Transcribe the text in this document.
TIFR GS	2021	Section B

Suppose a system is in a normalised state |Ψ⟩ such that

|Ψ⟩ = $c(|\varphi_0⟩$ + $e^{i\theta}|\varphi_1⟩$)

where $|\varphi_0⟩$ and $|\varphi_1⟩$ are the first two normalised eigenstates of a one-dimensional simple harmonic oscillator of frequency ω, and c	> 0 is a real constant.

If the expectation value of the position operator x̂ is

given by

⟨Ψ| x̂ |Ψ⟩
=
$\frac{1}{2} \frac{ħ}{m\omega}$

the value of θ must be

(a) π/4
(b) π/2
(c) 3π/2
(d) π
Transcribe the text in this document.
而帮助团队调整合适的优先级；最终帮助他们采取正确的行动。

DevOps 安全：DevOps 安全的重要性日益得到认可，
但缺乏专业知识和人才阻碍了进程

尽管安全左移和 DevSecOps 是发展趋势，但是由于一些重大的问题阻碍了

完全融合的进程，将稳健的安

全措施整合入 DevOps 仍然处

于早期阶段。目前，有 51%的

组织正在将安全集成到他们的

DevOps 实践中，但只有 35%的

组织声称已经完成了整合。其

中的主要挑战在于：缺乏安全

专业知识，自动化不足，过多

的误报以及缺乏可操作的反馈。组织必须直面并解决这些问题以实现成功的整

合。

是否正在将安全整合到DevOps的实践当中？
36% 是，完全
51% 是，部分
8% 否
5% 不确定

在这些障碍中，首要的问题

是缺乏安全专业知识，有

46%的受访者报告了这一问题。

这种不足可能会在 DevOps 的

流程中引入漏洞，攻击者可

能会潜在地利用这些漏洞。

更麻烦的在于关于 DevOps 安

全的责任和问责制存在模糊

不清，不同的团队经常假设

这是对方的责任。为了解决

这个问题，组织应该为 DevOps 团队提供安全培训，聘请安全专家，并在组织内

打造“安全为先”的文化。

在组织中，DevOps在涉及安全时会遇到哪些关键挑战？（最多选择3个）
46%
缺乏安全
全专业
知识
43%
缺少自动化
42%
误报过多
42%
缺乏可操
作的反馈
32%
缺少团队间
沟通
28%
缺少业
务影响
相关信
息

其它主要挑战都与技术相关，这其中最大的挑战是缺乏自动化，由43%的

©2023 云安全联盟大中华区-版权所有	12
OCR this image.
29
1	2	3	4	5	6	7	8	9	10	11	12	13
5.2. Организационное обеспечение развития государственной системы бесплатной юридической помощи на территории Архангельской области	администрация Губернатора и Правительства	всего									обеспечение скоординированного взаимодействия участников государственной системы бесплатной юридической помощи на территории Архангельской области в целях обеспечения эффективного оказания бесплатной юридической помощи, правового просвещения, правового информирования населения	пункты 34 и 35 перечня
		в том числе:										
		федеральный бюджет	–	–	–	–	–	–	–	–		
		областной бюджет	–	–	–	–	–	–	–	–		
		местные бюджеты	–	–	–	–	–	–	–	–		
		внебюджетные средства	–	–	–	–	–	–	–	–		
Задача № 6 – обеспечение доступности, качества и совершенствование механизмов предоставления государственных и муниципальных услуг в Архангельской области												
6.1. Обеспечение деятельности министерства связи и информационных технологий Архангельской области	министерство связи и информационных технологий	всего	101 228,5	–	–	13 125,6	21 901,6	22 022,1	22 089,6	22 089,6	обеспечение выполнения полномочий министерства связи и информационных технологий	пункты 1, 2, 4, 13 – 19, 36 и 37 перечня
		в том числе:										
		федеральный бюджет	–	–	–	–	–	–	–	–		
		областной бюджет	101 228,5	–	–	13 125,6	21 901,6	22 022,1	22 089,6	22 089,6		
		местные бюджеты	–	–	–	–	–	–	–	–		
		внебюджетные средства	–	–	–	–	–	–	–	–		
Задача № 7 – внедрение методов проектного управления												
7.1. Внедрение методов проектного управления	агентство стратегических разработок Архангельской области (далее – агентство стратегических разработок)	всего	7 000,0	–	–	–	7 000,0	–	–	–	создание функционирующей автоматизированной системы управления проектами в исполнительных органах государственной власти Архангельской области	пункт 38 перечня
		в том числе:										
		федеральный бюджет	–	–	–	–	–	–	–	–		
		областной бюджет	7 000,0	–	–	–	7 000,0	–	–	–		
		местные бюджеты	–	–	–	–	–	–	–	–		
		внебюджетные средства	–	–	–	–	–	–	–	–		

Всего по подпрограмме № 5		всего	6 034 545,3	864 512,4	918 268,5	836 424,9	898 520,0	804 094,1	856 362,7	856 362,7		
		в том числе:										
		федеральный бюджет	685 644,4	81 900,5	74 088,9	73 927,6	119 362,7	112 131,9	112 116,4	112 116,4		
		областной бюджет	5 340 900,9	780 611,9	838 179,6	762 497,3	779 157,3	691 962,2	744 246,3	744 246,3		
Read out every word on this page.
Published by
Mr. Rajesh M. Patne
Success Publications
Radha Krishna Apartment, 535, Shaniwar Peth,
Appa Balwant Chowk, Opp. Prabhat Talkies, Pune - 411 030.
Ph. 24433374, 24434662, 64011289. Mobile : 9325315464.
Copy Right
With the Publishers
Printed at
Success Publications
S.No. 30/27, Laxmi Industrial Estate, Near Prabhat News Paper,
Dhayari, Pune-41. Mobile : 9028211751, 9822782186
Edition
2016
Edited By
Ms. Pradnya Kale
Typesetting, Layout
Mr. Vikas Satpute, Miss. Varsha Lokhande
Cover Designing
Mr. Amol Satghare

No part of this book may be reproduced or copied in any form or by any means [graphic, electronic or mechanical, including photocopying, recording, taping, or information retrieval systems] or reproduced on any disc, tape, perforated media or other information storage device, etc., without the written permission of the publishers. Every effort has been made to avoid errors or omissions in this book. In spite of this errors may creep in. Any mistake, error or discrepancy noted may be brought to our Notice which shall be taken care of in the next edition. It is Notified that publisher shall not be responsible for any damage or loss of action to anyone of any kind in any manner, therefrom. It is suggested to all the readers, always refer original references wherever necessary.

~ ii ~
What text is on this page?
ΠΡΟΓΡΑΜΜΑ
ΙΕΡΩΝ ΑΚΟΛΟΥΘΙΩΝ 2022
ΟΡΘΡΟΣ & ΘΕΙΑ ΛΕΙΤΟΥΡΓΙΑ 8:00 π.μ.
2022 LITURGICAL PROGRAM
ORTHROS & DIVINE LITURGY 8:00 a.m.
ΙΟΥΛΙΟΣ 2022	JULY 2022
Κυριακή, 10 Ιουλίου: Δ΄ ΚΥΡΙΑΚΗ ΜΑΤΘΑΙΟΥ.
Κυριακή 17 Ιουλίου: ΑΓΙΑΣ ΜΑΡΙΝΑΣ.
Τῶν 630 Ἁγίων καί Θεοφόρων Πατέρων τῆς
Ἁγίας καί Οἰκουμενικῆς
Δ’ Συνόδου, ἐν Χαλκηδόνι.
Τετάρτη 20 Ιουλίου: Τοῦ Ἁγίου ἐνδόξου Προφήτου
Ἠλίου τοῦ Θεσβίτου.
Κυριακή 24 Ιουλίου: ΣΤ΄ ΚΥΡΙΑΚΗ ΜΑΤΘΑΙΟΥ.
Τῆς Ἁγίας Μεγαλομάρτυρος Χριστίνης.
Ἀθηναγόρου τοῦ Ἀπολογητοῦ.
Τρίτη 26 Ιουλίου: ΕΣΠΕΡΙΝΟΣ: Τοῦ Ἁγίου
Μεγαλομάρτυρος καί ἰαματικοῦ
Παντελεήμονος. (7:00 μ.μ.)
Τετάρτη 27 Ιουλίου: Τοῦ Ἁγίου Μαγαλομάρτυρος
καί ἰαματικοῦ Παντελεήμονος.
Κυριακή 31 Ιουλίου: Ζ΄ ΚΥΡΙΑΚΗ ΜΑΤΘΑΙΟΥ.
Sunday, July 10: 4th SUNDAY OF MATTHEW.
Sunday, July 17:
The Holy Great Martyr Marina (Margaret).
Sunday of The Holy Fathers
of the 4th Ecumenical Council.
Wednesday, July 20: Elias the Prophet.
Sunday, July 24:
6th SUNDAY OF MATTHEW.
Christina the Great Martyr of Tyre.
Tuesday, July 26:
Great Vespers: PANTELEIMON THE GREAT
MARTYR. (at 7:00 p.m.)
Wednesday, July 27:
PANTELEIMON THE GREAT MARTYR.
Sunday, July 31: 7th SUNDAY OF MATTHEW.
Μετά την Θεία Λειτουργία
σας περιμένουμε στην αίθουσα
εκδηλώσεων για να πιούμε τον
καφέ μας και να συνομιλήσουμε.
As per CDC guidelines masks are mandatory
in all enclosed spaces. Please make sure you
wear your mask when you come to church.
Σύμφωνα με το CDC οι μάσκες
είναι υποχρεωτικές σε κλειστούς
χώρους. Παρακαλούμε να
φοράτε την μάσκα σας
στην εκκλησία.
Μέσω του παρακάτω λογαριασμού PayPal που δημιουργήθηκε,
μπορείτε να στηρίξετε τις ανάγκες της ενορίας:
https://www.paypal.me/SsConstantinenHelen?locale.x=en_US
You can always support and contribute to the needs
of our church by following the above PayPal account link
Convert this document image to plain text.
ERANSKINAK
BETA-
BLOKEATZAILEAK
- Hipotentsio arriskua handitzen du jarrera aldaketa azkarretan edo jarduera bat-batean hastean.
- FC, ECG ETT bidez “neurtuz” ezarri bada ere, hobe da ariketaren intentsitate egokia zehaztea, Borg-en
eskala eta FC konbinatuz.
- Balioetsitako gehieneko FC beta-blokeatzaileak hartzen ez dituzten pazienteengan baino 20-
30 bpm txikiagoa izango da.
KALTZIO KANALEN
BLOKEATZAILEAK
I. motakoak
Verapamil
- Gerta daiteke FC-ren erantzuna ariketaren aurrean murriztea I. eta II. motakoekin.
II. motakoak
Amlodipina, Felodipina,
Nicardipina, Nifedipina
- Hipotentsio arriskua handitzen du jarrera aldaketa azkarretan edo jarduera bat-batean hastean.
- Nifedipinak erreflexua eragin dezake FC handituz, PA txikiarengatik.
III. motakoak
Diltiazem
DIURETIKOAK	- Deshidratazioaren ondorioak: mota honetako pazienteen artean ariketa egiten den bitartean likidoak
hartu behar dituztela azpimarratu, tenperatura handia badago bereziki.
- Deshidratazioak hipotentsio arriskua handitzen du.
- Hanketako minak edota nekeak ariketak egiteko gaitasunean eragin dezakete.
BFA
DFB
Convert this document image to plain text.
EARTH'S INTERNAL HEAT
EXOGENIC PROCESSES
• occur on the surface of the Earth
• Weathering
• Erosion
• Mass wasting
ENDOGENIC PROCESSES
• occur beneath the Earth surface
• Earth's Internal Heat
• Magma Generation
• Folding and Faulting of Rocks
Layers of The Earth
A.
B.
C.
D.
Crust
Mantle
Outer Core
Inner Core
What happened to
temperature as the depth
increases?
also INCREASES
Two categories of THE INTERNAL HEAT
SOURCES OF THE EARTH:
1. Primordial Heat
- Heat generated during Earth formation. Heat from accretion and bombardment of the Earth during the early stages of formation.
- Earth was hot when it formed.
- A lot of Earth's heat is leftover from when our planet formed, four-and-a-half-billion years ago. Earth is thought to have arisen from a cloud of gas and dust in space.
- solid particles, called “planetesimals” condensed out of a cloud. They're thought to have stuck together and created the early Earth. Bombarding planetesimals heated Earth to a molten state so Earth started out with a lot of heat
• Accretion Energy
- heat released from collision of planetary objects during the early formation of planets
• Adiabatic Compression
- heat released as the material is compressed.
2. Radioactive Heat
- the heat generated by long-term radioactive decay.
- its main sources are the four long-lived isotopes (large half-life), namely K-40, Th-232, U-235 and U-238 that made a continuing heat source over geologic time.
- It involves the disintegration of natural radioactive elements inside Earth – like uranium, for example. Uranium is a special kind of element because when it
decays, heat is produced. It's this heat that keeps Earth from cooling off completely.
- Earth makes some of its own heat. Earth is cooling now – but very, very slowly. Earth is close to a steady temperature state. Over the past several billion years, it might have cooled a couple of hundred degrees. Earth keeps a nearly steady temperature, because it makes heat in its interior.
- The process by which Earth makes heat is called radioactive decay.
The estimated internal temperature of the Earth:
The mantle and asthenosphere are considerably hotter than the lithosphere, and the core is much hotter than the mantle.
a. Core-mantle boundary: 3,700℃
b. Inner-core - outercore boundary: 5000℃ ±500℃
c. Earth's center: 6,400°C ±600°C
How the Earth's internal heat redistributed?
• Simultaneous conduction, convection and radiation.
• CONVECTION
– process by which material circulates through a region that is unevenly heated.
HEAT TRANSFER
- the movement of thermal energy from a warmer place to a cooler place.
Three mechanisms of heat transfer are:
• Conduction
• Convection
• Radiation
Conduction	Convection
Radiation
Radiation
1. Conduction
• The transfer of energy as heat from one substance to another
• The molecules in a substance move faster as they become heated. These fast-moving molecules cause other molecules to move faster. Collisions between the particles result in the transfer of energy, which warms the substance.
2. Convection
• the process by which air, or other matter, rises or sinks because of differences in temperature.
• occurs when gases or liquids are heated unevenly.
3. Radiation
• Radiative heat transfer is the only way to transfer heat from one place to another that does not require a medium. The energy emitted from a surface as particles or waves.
================================
Goal of the exercise: Copy every line above in which the string "Prabhat" shows up.

Result:
Appa Balwant Chowk, Opp. Prabhat Talkies, Pune - 411 030.
S.No. 30/27, Laxmi Industrial Estate, Near Prabhat News Paper,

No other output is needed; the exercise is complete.